Could you transcribe every record below exactly as written, leaving out any pictures?
::: Data excerpts :::
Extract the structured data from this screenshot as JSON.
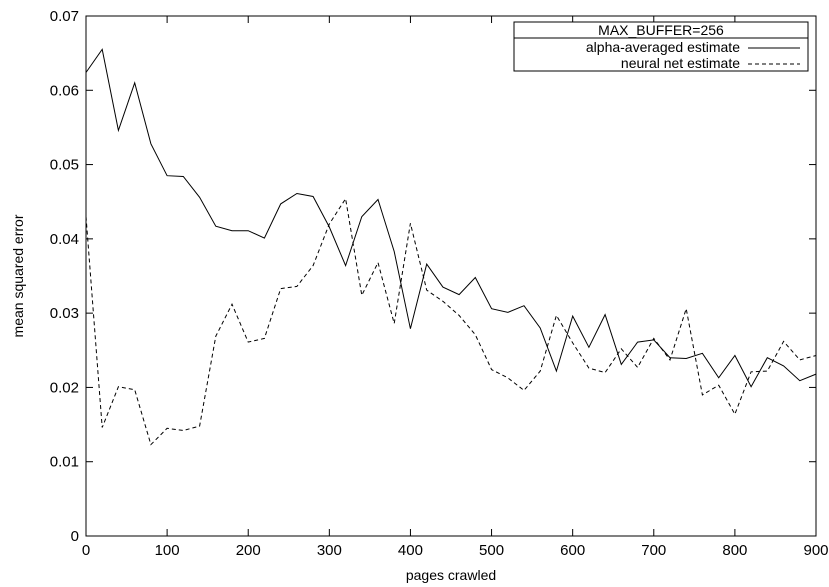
{
  "chart_data": {
    "type": "line",
    "title": "",
    "legend_title": "MAX_BUFFER=256",
    "legend_placement": "top-right",
    "xlabel": "pages crawled",
    "ylabel": "mean squared error",
    "xlim": [
      0,
      900
    ],
    "ylim": [
      0,
      0.07
    ],
    "grid": false,
    "x_ticks": [
      0,
      100,
      200,
      300,
      400,
      500,
      600,
      700,
      800,
      900
    ],
    "y_ticks": [
      0,
      0.01,
      0.02,
      0.03,
      0.04,
      0.05,
      0.06,
      0.07
    ],
    "x_tick_labels": [
      "0",
      "100",
      "200",
      "300",
      "400",
      "500",
      "600",
      "700",
      "800",
      "900"
    ],
    "y_tick_labels": [
      "0",
      "0.01",
      "0.02",
      "0.03",
      "0.04",
      "0.05",
      "0.06",
      "0.07"
    ],
    "x": [
      0,
      20,
      40,
      60,
      80,
      100,
      120,
      140,
      160,
      180,
      200,
      220,
      240,
      260,
      280,
      300,
      320,
      340,
      360,
      380,
      400,
      420,
      440,
      460,
      480,
      500,
      520,
      540,
      560,
      580,
      600,
      620,
      640,
      660,
      680,
      700,
      720,
      740,
      760,
      780,
      800,
      820,
      840,
      860,
      880,
      900
    ],
    "series": [
      {
        "name": "alpha-averaged estimate",
        "style": "solid",
        "color": "#000000",
        "values": [
          0.0624,
          0.0655,
          0.0546,
          0.061,
          0.0528,
          0.0485,
          0.0484,
          0.0456,
          0.0417,
          0.0411,
          0.0411,
          0.0401,
          0.0447,
          0.0461,
          0.0457,
          0.0416,
          0.0364,
          0.043,
          0.0453,
          0.0383,
          0.0279,
          0.0366,
          0.0335,
          0.0325,
          0.0348,
          0.0306,
          0.0301,
          0.031,
          0.028,
          0.0222,
          0.0296,
          0.0254,
          0.0298,
          0.0231,
          0.0261,
          0.0264,
          0.024,
          0.0239,
          0.0246,
          0.0213,
          0.0243,
          0.0201,
          0.024,
          0.0229,
          0.0209,
          0.0218
        ]
      },
      {
        "name": "neural net estimate",
        "style": "dashed",
        "color": "#000000",
        "values": [
          0.043,
          0.0146,
          0.0201,
          0.0197,
          0.0123,
          0.0145,
          0.0142,
          0.0148,
          0.0269,
          0.0312,
          0.0261,
          0.0266,
          0.0333,
          0.0336,
          0.0364,
          0.042,
          0.0454,
          0.0324,
          0.0368,
          0.0286,
          0.0421,
          0.0331,
          0.0316,
          0.0297,
          0.0271,
          0.0224,
          0.0213,
          0.0196,
          0.0222,
          0.0297,
          0.026,
          0.0226,
          0.022,
          0.0252,
          0.0227,
          0.0266,
          0.0237,
          0.0306,
          0.019,
          0.0203,
          0.0164,
          0.0221,
          0.0222,
          0.0262,
          0.0237,
          0.0243
        ]
      }
    ]
  }
}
:::
» Solution:
Extract the structured data from this screenshot as JSON.
{
  "chart_data": {
    "type": "line",
    "title": "",
    "legend_title": "MAX_BUFFER=256",
    "legend_placement": "top-right",
    "xlabel": "pages crawled",
    "ylabel": "mean squared error",
    "xlim": [
      0,
      900
    ],
    "ylim": [
      0,
      0.07
    ],
    "grid": false,
    "x_ticks": [
      0,
      100,
      200,
      300,
      400,
      500,
      600,
      700,
      800,
      900
    ],
    "y_ticks": [
      0,
      0.01,
      0.02,
      0.03,
      0.04,
      0.05,
      0.06,
      0.07
    ],
    "x_tick_labels": [
      "0",
      "100",
      "200",
      "300",
      "400",
      "500",
      "600",
      "700",
      "800",
      "900"
    ],
    "y_tick_labels": [
      "0",
      "0.01",
      "0.02",
      "0.03",
      "0.04",
      "0.05",
      "0.06",
      "0.07"
    ],
    "x": [
      0,
      20,
      40,
      60,
      80,
      100,
      120,
      140,
      160,
      180,
      200,
      220,
      240,
      260,
      280,
      300,
      320,
      340,
      360,
      380,
      400,
      420,
      440,
      460,
      480,
      500,
      520,
      540,
      560,
      580,
      600,
      620,
      640,
      660,
      680,
      700,
      720,
      740,
      760,
      780,
      800,
      820,
      840,
      860,
      880,
      900
    ],
    "series": [
      {
        "name": "alpha-averaged estimate",
        "style": "solid",
        "color": "#000000",
        "values": [
          0.0624,
          0.0655,
          0.0546,
          0.061,
          0.0528,
          0.0485,
          0.0484,
          0.0456,
          0.0417,
          0.0411,
          0.0411,
          0.0401,
          0.0447,
          0.0461,
          0.0457,
          0.0416,
          0.0364,
          0.043,
          0.0453,
          0.0383,
          0.0279,
          0.0366,
          0.0335,
          0.0325,
          0.0348,
          0.0306,
          0.0301,
          0.031,
          0.028,
          0.0222,
          0.0296,
          0.0254,
          0.0298,
          0.0231,
          0.0261,
          0.0264,
          0.024,
          0.0239,
          0.0246,
          0.0213,
          0.0243,
          0.0201,
          0.024,
          0.0229,
          0.0209,
          0.0218
        ]
      },
      {
        "name": "neural net estimate",
        "style": "dashed",
        "color": "#000000",
        "values": [
          0.043,
          0.0146,
          0.0201,
          0.0197,
          0.0123,
          0.0145,
          0.0142,
          0.0148,
          0.0269,
          0.0312,
          0.0261,
          0.0266,
          0.0333,
          0.0336,
          0.0364,
          0.042,
          0.0454,
          0.0324,
          0.0368,
          0.0286,
          0.0421,
          0.0331,
          0.0316,
          0.0297,
          0.0271,
          0.0224,
          0.0213,
          0.0196,
          0.0222,
          0.0297,
          0.026,
          0.0226,
          0.022,
          0.0252,
          0.0227,
          0.0266,
          0.0237,
          0.0306,
          0.019,
          0.0203,
          0.0164,
          0.0221,
          0.0222,
          0.0262,
          0.0237,
          0.0243
        ]
      }
    ]
  }
}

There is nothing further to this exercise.